◆ **INPUT RECORDS**

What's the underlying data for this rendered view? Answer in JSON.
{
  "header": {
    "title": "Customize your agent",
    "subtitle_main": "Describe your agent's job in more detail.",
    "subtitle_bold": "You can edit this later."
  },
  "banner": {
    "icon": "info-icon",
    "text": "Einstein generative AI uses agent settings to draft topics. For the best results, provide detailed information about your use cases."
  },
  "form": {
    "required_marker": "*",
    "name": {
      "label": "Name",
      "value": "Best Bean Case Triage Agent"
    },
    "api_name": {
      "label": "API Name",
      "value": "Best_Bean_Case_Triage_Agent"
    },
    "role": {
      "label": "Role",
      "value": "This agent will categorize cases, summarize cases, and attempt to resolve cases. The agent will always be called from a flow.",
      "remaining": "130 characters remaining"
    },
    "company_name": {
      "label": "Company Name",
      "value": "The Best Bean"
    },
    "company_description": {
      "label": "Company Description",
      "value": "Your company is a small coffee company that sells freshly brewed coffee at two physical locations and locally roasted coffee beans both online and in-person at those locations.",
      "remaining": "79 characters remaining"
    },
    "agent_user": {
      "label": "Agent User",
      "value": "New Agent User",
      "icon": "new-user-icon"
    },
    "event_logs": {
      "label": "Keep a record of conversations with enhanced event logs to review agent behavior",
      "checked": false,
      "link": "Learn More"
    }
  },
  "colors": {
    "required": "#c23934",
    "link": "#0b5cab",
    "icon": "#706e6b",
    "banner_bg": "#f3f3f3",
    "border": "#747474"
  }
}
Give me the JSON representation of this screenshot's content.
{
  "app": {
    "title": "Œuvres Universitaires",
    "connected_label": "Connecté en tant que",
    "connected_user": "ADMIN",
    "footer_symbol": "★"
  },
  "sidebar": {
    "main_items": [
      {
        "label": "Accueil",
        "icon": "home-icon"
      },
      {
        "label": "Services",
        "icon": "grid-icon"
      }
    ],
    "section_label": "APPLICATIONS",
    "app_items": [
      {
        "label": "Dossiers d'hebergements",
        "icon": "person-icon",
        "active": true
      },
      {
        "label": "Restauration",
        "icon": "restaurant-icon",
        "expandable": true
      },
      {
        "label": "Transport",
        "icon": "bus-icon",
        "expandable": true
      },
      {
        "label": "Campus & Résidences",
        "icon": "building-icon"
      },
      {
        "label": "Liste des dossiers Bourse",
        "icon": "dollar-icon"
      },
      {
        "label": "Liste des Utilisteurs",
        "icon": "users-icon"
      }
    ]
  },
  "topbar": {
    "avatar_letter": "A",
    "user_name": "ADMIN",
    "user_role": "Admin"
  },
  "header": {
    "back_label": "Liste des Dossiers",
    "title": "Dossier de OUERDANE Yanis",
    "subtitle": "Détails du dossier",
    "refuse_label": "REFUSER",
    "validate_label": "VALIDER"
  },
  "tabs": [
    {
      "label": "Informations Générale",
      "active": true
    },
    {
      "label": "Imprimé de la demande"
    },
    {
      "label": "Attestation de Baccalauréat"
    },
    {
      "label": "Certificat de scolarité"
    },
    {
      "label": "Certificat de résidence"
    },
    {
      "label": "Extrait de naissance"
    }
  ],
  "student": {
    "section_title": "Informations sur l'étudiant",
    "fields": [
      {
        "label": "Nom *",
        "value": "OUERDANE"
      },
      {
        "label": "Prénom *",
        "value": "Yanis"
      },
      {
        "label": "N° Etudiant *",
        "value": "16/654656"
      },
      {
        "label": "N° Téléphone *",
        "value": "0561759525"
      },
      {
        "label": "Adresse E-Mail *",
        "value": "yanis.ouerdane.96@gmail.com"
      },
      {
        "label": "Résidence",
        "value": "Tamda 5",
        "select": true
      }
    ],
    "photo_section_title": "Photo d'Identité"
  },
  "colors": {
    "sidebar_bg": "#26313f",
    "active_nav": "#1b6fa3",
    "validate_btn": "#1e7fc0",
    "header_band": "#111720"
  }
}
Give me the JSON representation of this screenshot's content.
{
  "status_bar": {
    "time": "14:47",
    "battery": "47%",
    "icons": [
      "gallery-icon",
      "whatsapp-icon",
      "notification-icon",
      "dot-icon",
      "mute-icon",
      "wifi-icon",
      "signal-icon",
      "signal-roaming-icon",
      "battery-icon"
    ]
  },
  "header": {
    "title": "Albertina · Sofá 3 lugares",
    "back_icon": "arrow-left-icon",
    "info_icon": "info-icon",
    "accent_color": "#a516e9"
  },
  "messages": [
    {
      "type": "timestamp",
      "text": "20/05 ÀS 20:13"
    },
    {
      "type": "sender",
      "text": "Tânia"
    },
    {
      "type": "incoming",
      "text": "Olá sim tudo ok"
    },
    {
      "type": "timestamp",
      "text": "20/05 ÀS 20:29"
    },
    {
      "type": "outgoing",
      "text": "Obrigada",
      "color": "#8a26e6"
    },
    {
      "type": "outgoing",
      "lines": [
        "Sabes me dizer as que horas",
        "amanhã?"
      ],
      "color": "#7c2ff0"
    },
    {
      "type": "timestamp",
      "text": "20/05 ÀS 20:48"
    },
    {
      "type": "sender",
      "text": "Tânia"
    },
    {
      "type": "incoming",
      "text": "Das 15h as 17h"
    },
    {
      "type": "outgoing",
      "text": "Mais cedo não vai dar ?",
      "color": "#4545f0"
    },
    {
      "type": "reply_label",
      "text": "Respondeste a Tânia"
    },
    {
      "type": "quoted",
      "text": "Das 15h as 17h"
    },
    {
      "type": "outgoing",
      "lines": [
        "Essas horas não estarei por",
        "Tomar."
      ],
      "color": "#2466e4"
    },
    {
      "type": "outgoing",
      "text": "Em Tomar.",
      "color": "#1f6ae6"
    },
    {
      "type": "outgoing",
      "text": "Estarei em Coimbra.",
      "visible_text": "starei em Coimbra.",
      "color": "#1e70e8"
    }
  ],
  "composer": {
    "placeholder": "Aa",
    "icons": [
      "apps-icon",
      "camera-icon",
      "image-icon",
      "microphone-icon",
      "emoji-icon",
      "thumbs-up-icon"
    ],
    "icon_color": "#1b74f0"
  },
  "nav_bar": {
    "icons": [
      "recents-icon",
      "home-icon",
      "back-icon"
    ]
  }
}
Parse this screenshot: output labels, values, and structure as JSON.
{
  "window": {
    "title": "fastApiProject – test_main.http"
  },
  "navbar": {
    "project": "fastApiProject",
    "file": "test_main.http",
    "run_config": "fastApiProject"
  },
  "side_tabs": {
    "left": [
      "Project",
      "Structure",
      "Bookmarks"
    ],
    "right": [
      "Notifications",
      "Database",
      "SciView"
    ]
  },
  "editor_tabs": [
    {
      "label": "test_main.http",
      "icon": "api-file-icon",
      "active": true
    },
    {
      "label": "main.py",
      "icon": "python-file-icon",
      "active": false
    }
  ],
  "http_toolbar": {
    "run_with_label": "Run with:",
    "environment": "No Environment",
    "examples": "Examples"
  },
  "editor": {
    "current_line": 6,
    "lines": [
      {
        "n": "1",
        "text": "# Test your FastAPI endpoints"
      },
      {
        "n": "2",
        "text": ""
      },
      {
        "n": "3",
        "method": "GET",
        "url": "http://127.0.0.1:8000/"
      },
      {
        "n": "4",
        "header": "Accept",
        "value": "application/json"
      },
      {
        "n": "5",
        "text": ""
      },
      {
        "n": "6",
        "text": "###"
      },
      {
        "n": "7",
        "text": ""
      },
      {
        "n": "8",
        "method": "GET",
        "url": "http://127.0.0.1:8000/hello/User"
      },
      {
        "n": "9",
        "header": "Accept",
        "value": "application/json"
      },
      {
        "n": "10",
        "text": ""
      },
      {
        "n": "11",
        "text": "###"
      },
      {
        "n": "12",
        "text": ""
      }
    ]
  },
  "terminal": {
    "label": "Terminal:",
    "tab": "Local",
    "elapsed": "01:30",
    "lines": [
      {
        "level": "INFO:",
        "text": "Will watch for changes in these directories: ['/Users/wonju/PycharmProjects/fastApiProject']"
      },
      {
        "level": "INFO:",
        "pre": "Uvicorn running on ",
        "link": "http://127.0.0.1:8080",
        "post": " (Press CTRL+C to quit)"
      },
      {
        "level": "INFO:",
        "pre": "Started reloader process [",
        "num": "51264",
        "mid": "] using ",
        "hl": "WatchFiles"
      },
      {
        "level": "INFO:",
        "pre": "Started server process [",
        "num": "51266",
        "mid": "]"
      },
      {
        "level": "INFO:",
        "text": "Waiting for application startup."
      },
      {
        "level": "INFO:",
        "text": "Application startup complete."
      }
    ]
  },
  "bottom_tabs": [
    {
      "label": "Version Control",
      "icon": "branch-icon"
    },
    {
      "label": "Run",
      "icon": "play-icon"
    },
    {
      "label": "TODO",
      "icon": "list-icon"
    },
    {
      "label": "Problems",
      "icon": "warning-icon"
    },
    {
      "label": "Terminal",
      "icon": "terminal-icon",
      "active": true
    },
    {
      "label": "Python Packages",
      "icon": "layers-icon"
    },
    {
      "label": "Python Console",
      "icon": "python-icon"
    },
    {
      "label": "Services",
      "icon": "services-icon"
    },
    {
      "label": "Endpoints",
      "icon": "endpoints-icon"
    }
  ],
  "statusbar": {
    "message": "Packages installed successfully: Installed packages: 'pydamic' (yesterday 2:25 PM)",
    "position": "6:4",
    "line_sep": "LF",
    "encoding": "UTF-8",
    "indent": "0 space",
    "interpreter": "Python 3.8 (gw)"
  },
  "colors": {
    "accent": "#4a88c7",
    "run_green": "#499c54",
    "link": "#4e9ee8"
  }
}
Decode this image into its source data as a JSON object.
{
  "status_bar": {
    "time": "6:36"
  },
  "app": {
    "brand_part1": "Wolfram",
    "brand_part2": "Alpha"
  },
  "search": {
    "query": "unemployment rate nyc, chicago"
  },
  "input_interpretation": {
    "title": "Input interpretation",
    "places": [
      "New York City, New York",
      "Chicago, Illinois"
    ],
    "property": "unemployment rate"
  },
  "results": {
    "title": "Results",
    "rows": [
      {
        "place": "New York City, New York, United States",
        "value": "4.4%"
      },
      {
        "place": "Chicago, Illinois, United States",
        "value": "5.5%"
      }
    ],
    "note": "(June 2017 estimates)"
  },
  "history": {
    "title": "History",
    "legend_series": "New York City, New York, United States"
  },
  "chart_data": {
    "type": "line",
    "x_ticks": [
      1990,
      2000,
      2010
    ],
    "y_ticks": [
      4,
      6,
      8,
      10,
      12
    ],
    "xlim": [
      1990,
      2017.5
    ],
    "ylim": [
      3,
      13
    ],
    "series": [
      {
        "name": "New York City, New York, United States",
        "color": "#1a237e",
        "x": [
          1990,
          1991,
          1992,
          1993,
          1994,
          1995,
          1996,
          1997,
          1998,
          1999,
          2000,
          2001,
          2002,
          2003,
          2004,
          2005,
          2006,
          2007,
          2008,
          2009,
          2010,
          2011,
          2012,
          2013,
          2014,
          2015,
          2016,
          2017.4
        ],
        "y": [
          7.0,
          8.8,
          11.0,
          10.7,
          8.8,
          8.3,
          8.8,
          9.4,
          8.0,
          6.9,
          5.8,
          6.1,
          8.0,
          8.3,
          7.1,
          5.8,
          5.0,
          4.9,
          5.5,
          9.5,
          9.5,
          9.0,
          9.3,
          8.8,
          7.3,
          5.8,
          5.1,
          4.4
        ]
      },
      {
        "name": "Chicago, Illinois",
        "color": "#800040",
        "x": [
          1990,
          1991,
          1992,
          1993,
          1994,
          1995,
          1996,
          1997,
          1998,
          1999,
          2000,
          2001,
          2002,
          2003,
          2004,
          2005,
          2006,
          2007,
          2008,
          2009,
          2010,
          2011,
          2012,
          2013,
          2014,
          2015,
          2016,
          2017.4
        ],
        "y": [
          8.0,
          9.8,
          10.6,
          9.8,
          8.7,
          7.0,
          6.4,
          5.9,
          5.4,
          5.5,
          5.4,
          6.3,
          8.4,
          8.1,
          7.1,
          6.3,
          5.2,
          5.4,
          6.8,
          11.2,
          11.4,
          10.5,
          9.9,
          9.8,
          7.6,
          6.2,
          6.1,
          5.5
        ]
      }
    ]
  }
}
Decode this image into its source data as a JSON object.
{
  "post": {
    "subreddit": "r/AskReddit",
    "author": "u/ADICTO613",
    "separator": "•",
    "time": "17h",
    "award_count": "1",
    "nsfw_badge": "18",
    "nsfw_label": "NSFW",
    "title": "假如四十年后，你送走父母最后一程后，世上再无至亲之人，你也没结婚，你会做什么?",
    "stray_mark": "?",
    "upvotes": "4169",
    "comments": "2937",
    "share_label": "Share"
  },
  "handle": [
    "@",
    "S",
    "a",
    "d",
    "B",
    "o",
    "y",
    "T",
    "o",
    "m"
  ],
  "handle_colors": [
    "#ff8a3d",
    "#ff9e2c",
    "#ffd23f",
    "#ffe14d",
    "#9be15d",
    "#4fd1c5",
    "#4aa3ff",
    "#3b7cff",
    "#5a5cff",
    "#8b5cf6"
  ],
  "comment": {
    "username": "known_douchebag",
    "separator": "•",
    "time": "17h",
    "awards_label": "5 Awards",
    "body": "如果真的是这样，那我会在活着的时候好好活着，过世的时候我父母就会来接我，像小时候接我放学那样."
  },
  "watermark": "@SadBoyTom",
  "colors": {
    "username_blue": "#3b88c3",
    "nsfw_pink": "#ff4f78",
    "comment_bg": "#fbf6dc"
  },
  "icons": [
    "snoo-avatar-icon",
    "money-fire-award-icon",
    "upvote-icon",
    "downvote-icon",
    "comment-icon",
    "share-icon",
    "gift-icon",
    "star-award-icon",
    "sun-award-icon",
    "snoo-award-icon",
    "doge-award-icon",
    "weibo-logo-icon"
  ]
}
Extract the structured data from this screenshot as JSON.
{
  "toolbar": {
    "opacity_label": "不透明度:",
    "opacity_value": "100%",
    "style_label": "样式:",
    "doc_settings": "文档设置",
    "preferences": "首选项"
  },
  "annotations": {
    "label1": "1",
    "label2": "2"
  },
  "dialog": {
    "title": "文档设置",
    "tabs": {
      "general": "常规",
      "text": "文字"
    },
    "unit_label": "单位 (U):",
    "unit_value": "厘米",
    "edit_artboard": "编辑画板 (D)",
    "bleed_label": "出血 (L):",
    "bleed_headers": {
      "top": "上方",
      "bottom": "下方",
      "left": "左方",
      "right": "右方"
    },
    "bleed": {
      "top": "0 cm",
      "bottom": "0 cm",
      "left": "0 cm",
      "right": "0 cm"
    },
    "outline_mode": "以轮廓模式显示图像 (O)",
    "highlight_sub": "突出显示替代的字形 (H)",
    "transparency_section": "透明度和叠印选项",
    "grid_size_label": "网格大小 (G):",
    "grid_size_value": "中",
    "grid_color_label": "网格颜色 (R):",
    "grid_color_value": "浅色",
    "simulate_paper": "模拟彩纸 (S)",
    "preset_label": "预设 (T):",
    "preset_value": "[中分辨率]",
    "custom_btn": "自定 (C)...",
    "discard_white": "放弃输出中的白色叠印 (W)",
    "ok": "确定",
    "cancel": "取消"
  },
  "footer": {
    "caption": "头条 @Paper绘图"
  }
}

◆ **EXERCISE OBJECTIVE**
Tally up the lines holding the word "characters" in the data above, and answer with that figure only.

◆ **SOLUTION FOR THIS PROBLEM**
2